▸ **Requirements**:
Return all lines below containing the word "correctly".

▸ **Entries from a dataset**:
___
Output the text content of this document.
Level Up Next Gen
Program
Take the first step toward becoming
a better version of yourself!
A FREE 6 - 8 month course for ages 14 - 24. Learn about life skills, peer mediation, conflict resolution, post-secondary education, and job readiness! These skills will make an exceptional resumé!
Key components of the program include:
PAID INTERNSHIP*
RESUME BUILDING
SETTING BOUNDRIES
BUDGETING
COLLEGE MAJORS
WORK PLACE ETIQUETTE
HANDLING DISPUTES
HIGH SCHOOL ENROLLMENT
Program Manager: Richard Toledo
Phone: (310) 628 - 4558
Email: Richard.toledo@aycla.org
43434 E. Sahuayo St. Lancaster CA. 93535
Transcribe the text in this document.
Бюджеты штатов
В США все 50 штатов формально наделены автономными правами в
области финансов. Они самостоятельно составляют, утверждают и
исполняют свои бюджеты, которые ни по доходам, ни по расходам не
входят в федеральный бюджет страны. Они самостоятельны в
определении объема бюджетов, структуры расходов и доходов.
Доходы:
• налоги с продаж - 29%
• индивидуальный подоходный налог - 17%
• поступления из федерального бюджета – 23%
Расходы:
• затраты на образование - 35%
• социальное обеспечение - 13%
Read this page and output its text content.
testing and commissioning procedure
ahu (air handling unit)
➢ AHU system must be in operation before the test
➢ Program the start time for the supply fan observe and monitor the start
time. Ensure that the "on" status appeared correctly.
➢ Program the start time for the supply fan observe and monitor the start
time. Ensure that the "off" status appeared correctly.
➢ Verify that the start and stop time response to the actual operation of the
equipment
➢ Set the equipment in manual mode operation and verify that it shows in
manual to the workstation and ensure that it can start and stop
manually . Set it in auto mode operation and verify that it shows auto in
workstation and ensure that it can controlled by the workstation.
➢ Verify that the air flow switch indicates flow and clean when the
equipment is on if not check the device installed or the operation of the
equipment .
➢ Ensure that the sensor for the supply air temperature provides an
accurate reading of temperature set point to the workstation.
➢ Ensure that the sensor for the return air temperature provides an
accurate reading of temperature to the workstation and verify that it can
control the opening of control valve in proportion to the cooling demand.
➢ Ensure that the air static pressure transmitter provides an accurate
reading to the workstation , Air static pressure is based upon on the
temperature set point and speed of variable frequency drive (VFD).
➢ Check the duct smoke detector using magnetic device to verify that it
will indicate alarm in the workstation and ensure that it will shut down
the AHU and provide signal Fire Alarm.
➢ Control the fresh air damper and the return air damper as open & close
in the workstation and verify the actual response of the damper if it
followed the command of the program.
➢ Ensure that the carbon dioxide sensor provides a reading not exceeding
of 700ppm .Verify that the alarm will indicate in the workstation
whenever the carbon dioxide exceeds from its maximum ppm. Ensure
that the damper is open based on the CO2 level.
___
▸ **Result for this task**:
time. Ensure that the "on" status appeared correctly.
time. Ensure that the "off" status appeared correctly.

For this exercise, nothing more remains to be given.